WHAT THIS TASK INVOLVES: Filter the records for lines holding the string "Total".

RECORD EXTRACTS:
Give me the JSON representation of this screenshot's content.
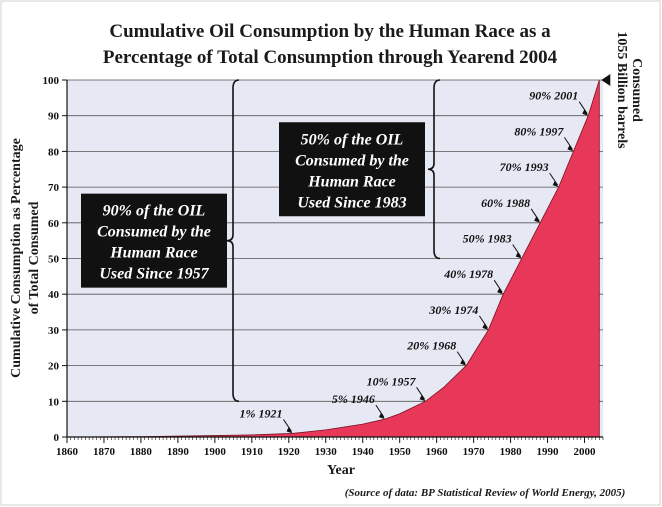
{
  "chart_data": {
    "type": "area",
    "title_lines": [
      "Cumulative Oil Consumption by the Human Race as a",
      "Percentage of Total Consumption through Yearend 2004"
    ],
    "xlabel": "Year",
    "ylabel_lines": [
      "Cumulative Consumption as Percentage",
      "of Total Consumed"
    ],
    "source": "(Source of data: BP Statistical Review of World Energy, 2005)",
    "xlim": [
      1860,
      2005
    ],
    "ylim": [
      0,
      100
    ],
    "x_ticks": [
      1860,
      1870,
      1880,
      1890,
      1900,
      1910,
      1920,
      1930,
      1940,
      1950,
      1960,
      1970,
      1980,
      1990,
      2000
    ],
    "y_ticks": [
      0,
      10,
      20,
      30,
      40,
      50,
      60,
      70,
      80,
      90,
      100
    ],
    "grid": "horizontal",
    "fill_color": "#e8385a",
    "plot_bg": "#e6e8f4",
    "series": [
      {
        "x": [
          1860,
          1880,
          1900,
          1910,
          1921,
          1930,
          1940,
          1946,
          1950,
          1957,
          1962,
          1968,
          1971,
          1974,
          1978,
          1983,
          1988,
          1993,
          1997,
          2001,
          2004
        ],
        "y": [
          0,
          0.1,
          0.4,
          0.6,
          1,
          2,
          3.6,
          5,
          6.5,
          10,
          14,
          20,
          25,
          30,
          40,
          50,
          60,
          70,
          80,
          90,
          100
        ]
      }
    ],
    "annotations": [
      {
        "text": "1% 1921",
        "x": 1921,
        "y": 1
      },
      {
        "text": "5% 1946",
        "x": 1946,
        "y": 5
      },
      {
        "text": "10% 1957",
        "x": 1957,
        "y": 10
      },
      {
        "text": "20% 1968",
        "x": 1968,
        "y": 20
      },
      {
        "text": "30% 1974",
        "x": 1974,
        "y": 30
      },
      {
        "text": "40% 1978",
        "x": 1978,
        "y": 40
      },
      {
        "text": "50% 1983",
        "x": 1983,
        "y": 50
      },
      {
        "text": "60% 1988",
        "x": 1988,
        "y": 60
      },
      {
        "text": "70% 1993",
        "x": 1993,
        "y": 70
      },
      {
        "text": "80% 1997",
        "x": 1997,
        "y": 80
      },
      {
        "text": "90% 2001",
        "x": 2001,
        "y": 90
      }
    ],
    "callouts": [
      {
        "lines": [
          "90% of the OIL",
          "Consumed by the",
          "Human Race",
          "Used Since 1957"
        ],
        "y_from": 10,
        "y_to": 100
      },
      {
        "lines": [
          "50% of the OIL",
          "Consumed by the",
          "Human Race",
          "Used Since 1983"
        ],
        "y_from": 50,
        "y_to": 100
      }
    ],
    "endpoint_label_lines": [
      "1055 Billion barrels",
      "Consumed"
    ]
  }
}
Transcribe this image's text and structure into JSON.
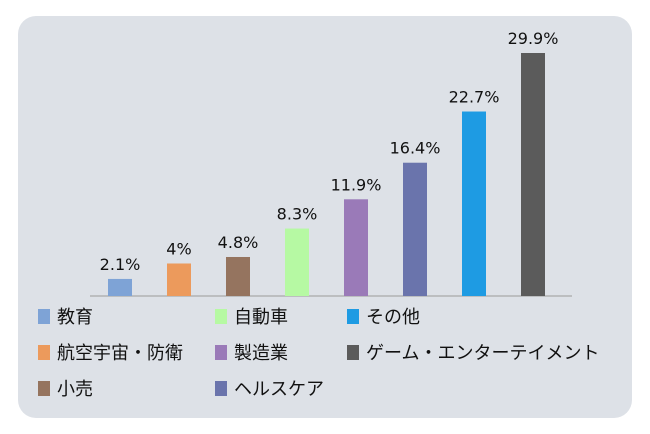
{
  "chart_data": {
    "type": "bar",
    "categories": [
      "教育",
      "航空宇宙・防衛",
      "小売",
      "自動車",
      "製造業",
      "ヘルスケア",
      "その他",
      "ゲーム・エンターテイメント"
    ],
    "values": [
      2.1,
      4.0,
      4.8,
      8.3,
      11.9,
      16.4,
      22.7,
      29.9
    ],
    "labels": [
      "2.1%",
      "4%",
      "4.8%",
      "8.3%",
      "11.9%",
      "16.4%",
      "22.7%",
      "29.9%"
    ],
    "colors": [
      "#7ea3d6",
      "#ec9a5c",
      "#95745f",
      "#b6f9a3",
      "#9a7ab8",
      "#6a74ac",
      "#1e9be3",
      "#5b5b5b"
    ],
    "ylim": [
      0,
      29.9
    ],
    "grid": false,
    "legend_position": "bottom",
    "legend_order": [
      0,
      3,
      6,
      1,
      4,
      7,
      2,
      5
    ]
  }
}
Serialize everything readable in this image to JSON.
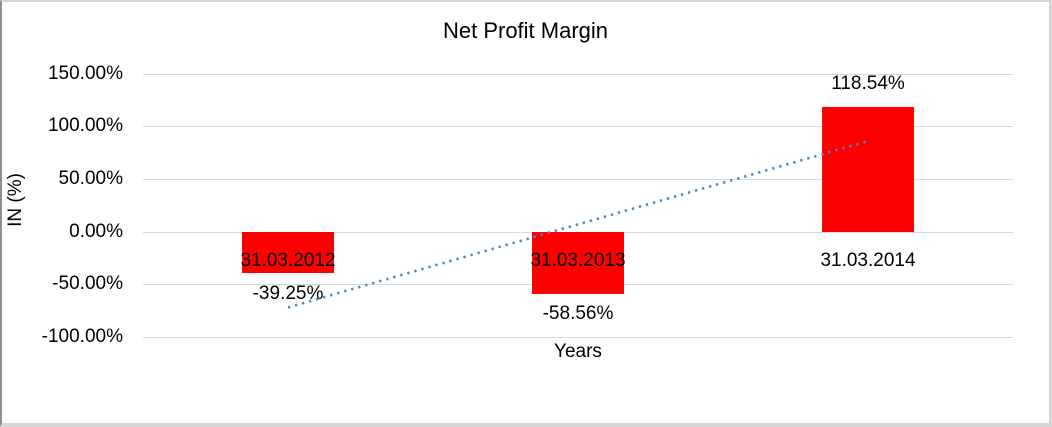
{
  "chart_data": {
    "type": "bar",
    "title": "Net Profit Margin",
    "xlabel": "Years",
    "ylabel": "IN (%)",
    "categories": [
      "31.03.2012",
      "31.03.2013",
      "31.03.2014"
    ],
    "values": [
      -39.25,
      -58.56,
      118.54
    ],
    "data_labels": [
      "-39.25%",
      "-58.56%",
      "118.54%"
    ],
    "y_ticks": [
      "150.00%",
      "100.00%",
      "50.00%",
      "0.00%",
      "-50.00%",
      "-100.00%"
    ],
    "ylim": [
      -100,
      150
    ],
    "grid": "horizontal",
    "legend": "none",
    "colors": {
      "bar": "#ff0000",
      "gridline": "#d9d9d9",
      "trendline": "#4e86c8",
      "text": "#000000"
    },
    "trendline": {
      "type": "linear",
      "style": "dotted",
      "span": "first-to-last-category"
    }
  }
}
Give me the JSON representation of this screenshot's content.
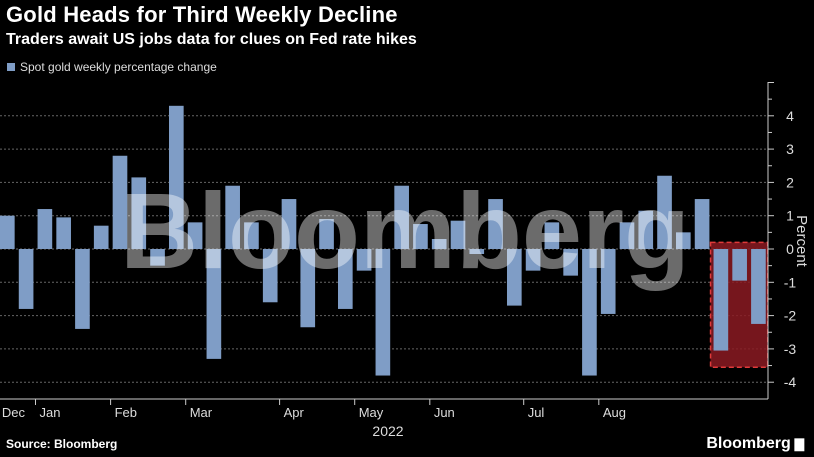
{
  "header": {
    "title": "Gold Heads for Third Weekly Decline",
    "subtitle": "Traders await US jobs data for clues on Fed rate hikes"
  },
  "legend": {
    "label": "Spot gold weekly percentage change"
  },
  "footer": {
    "source": "Source: Bloomberg",
    "brand": "Bloomberg"
  },
  "watermark": "Bloomberg",
  "colors": {
    "bar": "#7f9dc6",
    "highlight": "#8b1a22",
    "background": "#000000"
  },
  "chart_data": {
    "type": "bar",
    "series": [
      {
        "name": "Spot gold weekly percentage change",
        "values": [
          1.0,
          -1.8,
          1.2,
          0.95,
          -2.4,
          0.7,
          2.8,
          2.15,
          -0.5,
          4.3,
          0.8,
          -3.3,
          1.9,
          0.8,
          -1.6,
          1.5,
          -2.35,
          0.9,
          -1.8,
          -0.65,
          -3.8,
          1.9,
          0.75,
          0.3,
          0.85,
          -0.15,
          1.5,
          -1.7,
          -0.65,
          0.8,
          -0.8,
          -3.8,
          -1.95,
          0.8,
          1.15,
          2.2,
          0.5,
          1.5,
          -3.05,
          -0.95,
          -2.25
        ]
      }
    ],
    "ylabel": "Percent",
    "ylim": [
      -4,
      5
    ],
    "yticks": [
      4,
      3,
      2,
      1,
      0,
      -1,
      -2,
      -3,
      -4
    ],
    "month_labels": [
      "Dec",
      "Jan",
      "Feb",
      "Mar",
      "Apr",
      "May",
      "Jun",
      "Jul",
      "Aug"
    ],
    "month_start_index": [
      0,
      2,
      6,
      10,
      15,
      19,
      23,
      28,
      32
    ],
    "year_label": "2022",
    "highlight_range": [
      38,
      40
    ],
    "grid": true
  }
}
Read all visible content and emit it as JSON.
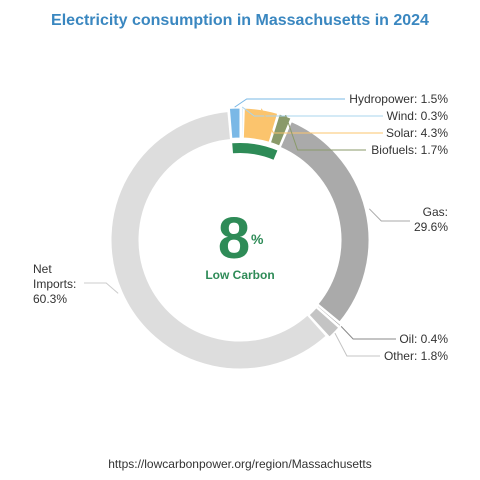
{
  "chart_data": {
    "type": "pie",
    "title": "Electricity consumption in Massachusetts in 2024",
    "slices": [
      {
        "name": "Hydropower",
        "label": "Hydropower: 1.5%",
        "value": 1.5,
        "color": "#7ab8e6"
      },
      {
        "name": "Wind",
        "label": "Wind: 0.3%",
        "value": 0.3,
        "color": "#a8d4ee"
      },
      {
        "name": "Solar",
        "label": "Solar: 4.3%",
        "value": 4.3,
        "color": "#fbc46d"
      },
      {
        "name": "Biofuels",
        "label": "Biofuels: 1.7%",
        "value": 1.7,
        "color": "#8a9a6a"
      },
      {
        "name": "Gas",
        "label_lines": [
          "Gas:",
          "29.6%"
        ],
        "value": 29.6,
        "color": "#aaaaaa"
      },
      {
        "name": "Oil",
        "label": "Oil: 0.4%",
        "value": 0.4,
        "color": "#888888"
      },
      {
        "name": "Other",
        "label": "Other: 1.8%",
        "value": 1.8,
        "color": "#c4c4c4"
      },
      {
        "name": "Net Imports",
        "label_lines": [
          "Net",
          "Imports:",
          "60.3%"
        ],
        "value": 60.3,
        "color": "#dddddd"
      }
    ],
    "center": {
      "value": "8",
      "unit": "%",
      "caption": "Low Carbon",
      "color": "#2e8b57",
      "low_carbon_share": 7.8
    }
  },
  "footer": {
    "source": "https://lowcarbonpower.org/region/Massachusetts"
  }
}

EXERCISE SOLUTION:
      "Percentage of Total Consumption through Yearend 2004"
      "of Total Consumed"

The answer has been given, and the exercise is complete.